**Set problem**
Identify and copy all lines of the material where the string "color" is found.

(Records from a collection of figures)
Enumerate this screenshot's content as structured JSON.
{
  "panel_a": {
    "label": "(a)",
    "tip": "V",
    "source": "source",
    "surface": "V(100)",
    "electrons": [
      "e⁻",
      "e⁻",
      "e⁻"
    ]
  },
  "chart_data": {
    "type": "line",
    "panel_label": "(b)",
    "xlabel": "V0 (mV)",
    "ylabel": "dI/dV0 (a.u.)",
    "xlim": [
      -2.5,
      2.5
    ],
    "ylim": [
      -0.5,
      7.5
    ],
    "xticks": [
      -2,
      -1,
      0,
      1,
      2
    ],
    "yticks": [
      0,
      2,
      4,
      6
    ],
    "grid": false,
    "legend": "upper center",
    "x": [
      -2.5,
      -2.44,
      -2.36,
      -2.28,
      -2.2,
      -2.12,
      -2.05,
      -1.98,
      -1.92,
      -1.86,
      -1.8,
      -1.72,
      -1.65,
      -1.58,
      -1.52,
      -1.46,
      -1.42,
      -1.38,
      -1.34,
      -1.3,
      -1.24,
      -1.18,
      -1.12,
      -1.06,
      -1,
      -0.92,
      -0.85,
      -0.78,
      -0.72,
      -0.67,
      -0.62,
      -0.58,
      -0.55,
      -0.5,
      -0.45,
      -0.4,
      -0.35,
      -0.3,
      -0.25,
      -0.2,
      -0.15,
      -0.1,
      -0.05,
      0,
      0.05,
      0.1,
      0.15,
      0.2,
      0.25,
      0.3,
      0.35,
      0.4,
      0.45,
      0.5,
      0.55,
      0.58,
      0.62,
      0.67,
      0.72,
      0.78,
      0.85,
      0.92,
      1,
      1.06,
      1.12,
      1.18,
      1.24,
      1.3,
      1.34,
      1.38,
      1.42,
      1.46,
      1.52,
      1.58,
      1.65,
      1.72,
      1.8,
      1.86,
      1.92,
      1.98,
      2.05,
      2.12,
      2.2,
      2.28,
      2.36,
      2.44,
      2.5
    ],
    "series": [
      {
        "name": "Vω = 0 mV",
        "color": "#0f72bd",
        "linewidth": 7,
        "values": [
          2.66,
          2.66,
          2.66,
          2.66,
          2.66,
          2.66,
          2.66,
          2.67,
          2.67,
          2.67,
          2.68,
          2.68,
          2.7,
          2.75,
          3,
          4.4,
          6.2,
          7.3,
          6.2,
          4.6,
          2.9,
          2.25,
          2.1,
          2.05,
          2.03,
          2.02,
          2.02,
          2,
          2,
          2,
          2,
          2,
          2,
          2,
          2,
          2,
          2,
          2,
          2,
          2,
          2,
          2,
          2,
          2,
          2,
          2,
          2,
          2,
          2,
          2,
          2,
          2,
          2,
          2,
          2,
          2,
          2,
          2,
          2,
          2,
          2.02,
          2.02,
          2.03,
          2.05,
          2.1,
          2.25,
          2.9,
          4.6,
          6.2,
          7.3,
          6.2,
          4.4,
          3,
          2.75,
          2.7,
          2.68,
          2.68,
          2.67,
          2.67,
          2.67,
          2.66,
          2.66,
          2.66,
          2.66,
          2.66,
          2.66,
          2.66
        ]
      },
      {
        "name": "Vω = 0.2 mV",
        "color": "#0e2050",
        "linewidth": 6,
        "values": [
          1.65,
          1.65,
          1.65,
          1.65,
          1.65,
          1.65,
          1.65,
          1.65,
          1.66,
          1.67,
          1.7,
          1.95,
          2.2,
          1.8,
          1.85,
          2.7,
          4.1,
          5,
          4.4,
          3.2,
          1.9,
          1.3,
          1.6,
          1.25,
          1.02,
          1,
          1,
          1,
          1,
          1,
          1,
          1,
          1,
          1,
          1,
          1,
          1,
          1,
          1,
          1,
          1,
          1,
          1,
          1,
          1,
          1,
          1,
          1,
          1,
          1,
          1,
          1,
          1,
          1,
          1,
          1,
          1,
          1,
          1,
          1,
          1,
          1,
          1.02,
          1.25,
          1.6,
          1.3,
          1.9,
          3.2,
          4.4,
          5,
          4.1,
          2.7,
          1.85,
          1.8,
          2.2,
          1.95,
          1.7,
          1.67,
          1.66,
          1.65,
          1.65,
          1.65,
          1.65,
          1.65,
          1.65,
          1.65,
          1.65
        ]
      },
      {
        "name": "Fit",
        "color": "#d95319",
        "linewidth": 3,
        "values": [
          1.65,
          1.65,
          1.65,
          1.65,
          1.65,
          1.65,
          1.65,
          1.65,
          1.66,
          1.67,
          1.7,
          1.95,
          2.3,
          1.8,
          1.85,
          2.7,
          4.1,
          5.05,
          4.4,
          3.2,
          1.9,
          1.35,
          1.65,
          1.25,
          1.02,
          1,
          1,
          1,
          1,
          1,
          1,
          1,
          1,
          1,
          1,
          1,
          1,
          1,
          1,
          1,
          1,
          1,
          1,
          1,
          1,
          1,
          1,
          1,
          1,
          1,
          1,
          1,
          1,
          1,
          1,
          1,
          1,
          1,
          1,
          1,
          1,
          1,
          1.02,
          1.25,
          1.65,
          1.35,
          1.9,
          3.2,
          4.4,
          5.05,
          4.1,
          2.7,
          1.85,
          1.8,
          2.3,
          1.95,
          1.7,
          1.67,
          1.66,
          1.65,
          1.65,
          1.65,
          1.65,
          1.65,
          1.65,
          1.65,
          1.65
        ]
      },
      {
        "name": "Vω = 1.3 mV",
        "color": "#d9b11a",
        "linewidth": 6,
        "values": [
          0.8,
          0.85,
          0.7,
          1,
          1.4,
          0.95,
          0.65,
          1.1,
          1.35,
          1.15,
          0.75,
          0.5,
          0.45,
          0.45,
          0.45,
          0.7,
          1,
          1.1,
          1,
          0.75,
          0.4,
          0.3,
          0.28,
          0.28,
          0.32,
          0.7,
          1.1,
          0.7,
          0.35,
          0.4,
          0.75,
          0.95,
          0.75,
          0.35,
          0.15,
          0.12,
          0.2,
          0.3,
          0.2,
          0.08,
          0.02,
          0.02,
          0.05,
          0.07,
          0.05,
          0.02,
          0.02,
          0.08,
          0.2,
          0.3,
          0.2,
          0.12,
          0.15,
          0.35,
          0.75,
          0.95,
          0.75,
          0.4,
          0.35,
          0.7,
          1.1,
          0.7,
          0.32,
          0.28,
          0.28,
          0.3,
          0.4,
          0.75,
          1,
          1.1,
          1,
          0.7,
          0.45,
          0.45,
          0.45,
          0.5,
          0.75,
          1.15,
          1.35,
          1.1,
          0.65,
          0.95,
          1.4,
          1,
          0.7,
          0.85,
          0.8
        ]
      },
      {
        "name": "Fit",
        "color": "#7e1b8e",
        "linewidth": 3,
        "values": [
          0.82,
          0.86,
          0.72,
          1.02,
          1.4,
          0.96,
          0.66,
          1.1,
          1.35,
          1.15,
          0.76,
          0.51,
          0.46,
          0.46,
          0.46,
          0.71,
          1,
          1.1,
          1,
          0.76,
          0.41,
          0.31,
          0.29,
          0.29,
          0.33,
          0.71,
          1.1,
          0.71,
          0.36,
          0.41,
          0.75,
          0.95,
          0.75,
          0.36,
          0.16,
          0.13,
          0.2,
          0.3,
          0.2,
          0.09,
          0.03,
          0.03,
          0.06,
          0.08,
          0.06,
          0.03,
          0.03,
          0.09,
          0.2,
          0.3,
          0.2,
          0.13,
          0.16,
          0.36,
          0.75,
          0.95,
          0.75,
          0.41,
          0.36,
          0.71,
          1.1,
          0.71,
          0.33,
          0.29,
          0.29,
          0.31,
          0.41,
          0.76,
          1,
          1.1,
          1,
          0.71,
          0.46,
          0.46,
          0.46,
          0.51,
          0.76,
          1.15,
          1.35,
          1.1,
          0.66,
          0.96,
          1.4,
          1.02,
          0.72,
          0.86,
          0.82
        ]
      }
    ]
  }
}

**Exercise result**
        "color": "#0f72bd",
        "color": "#0e2050",
        "color": "#d95319",
        "color": "#d9b11a",
        "color": "#7e1b8e",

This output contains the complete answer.